▸ Provided passage
■ ■ ■ ■
Home > mailing lists

Incorrect handling of OOM in WAL replay leading to data loss - Mailing list pgsql-hackers

From	Michael Paquier
Subject	Incorrect handling of OOM in WAL replay leading to data loss
Date	August 1, 2023 06:43:21
Msg-id	ZMh/WV+CuknqePQQ@paquier.xyz Whole thread Raw
Responses	Re: Incorrect handling of OOM in WAL replay leading to data loss Re: Incorrect handling of OOM in WAL replay leading to data loss
List	pgsql-hackers

Tree view

Hi all,

A colleague, Ethan Mertz (in CC), has discovered that we don't handle
correctly WAL records that are failing because of an OOM when
allocating their required space.  In the case of Ethan, we have bumped
on the failure after an allocation failure on XLogReadRecordAlloc():
"out of memory while trying to decode a record of length"

As far as I can see, PerformWalRecovery() uses LOG as elevel for its
private callback in the xlogreader, when doing through ReadRecord(),
which leads to a failure being reported, but recovery considers that
the failure is the end of WAL and decides to abruptly end recovery,
leading to some data lost.
■ ■ ■ ■
▸ Dataset
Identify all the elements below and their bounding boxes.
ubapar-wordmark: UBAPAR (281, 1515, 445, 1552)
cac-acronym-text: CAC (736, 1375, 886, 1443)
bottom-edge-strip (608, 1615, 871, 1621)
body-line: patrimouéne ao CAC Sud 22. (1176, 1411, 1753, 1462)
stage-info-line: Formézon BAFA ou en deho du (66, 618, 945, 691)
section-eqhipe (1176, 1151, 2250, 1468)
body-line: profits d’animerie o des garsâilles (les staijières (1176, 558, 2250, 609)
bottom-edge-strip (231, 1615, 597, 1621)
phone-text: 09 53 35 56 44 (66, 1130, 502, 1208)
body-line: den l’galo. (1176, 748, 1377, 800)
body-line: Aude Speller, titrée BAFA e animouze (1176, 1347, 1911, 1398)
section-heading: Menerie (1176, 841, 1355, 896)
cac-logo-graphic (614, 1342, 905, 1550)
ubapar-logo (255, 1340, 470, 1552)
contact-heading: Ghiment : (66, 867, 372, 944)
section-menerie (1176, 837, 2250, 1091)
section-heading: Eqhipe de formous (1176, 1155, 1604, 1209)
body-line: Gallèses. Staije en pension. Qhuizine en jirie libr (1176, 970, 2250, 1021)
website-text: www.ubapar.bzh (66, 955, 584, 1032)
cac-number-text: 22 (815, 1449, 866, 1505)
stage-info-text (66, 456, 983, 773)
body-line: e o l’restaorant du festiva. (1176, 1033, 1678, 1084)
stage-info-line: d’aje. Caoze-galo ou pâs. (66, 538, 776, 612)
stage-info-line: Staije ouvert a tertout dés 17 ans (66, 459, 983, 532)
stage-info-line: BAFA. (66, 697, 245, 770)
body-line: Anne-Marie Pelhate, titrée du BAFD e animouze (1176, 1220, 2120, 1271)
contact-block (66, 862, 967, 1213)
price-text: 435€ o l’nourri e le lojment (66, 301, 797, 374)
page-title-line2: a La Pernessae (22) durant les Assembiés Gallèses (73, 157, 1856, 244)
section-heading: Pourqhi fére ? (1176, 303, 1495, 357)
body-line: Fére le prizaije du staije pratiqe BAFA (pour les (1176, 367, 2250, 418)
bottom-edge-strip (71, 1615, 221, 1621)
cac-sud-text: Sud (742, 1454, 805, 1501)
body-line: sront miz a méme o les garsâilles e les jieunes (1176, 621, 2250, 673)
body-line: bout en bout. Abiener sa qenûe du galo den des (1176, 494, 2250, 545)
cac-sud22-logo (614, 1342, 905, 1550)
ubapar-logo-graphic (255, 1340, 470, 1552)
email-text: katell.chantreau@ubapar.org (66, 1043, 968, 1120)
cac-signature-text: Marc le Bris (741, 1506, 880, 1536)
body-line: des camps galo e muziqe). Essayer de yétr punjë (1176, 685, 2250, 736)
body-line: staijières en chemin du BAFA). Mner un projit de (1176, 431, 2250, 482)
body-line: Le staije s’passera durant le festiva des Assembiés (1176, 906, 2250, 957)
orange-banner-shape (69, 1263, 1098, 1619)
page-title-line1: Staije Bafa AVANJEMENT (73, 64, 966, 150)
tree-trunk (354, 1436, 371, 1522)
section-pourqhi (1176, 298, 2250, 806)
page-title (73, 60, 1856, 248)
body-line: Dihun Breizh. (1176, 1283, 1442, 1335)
■ ■ ■ ■
▸ Problems to solve
1 > From the post on WAL replay, transcribe the part that opens with the words containing "A colleague, Ethan" and closes with "some data lost.".
2 > Render this sentence from the WAL replay post in Spanish: "A colleague, Ethan Mertz (in CC), has discovered that we don't handle correctly WAL records that are failing because of an OOM when allocating their required space."
These lines have nothing to do with the mailing list post.

▸ Solutions
1 >
A colleague, Ethan Mertz (in CC), has discovered that we don't handle
correctly WAL records that are failing because of an OOM when
allocating their required space.  In the case of Ethan, we have bumped
on the failure after an allocation failure on XLogReadRecordAlloc():
"out of memory while trying to decode a record of length"

As far as I can see, PerformWalRecovery() uses LOG as elevel for its
private callback in the xlogreader, when doing through ReadRecord(),
which leads to a failure being reported, but recovery considers that
the failure is the end of WAL and decides to abruptly end recovery,
leading to some data lost.

2 > Un colega, Ethan Mertz (en CC), ha descubierto que no manejamos correctamente los registros WAL que fallan debido a un OOM al asignar el espacio que requieren.